# Do this
How many lines of these entries hold the string "color"? Reply with the number alone.

# Data in this exercise
--- BEGIN ---

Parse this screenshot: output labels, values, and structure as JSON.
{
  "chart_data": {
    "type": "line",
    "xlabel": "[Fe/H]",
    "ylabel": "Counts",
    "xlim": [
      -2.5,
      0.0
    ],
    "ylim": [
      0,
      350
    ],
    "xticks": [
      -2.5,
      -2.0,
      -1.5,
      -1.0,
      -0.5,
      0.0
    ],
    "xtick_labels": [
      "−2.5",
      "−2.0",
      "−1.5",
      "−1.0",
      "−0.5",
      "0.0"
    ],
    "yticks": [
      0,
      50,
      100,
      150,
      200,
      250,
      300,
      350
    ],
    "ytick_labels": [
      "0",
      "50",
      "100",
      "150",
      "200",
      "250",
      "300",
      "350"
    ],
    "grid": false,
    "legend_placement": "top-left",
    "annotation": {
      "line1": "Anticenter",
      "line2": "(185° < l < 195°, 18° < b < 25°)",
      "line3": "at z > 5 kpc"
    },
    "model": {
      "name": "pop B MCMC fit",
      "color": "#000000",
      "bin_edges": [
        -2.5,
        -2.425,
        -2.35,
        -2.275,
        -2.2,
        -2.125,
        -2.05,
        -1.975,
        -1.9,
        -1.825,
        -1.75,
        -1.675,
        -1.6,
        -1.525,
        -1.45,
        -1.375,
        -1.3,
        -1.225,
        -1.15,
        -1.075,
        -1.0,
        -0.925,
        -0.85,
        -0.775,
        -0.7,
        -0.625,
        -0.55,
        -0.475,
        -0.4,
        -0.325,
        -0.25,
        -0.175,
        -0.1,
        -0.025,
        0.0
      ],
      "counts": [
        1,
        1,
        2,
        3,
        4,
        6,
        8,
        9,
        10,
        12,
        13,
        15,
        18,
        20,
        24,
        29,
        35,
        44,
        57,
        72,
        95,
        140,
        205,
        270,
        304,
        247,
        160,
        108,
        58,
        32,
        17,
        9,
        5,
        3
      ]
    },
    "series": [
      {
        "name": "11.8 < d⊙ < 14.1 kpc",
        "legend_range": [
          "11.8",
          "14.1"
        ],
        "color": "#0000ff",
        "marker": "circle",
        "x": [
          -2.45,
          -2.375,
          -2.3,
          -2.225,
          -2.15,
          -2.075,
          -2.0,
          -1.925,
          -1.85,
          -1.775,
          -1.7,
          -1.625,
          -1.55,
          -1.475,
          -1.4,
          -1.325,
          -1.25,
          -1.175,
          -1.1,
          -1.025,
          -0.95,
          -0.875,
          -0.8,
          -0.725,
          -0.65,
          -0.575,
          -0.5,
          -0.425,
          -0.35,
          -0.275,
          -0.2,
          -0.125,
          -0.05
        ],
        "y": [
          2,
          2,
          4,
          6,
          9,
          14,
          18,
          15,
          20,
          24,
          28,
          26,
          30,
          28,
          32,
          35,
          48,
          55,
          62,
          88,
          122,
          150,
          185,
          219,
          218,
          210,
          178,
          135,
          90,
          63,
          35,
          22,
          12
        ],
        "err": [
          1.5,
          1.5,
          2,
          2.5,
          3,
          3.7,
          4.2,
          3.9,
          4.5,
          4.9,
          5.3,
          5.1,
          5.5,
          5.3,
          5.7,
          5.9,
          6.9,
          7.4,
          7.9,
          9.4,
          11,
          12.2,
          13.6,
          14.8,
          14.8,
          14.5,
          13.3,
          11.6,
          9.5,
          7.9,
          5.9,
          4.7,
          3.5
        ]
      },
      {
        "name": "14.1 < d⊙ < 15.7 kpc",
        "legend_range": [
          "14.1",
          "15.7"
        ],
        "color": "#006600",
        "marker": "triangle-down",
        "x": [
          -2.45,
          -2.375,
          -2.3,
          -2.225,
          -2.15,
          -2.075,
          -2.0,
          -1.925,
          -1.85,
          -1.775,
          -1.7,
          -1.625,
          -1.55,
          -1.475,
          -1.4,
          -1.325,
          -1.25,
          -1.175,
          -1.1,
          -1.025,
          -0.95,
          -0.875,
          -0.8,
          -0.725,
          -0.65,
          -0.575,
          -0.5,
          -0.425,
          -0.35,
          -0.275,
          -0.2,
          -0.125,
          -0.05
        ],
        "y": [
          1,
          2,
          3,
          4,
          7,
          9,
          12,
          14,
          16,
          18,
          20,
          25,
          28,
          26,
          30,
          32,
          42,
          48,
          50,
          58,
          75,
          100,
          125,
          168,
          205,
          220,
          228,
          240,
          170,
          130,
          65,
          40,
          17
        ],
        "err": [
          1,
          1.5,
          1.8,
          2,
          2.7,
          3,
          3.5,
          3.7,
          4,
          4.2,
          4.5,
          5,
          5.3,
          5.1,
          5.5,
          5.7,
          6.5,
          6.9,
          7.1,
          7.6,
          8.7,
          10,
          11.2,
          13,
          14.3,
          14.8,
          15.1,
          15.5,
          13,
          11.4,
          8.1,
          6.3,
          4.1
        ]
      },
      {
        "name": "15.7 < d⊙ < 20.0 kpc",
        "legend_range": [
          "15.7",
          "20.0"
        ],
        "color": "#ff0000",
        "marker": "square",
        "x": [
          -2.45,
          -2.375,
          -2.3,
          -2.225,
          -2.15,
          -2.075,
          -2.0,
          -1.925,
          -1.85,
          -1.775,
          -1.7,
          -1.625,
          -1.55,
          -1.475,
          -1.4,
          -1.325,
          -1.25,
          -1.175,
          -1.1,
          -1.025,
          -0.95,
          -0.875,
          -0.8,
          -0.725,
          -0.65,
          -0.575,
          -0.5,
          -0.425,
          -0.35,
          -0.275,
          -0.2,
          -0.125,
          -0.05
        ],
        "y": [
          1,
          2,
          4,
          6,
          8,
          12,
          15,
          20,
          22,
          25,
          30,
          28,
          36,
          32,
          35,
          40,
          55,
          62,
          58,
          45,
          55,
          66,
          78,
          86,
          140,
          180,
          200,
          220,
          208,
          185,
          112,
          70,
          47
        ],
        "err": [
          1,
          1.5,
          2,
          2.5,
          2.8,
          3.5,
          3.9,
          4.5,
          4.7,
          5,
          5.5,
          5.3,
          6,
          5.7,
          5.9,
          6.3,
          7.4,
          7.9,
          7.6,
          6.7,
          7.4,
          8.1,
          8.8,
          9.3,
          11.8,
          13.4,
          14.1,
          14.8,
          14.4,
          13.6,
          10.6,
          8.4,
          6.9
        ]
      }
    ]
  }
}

--- END ---

# Expected answer
4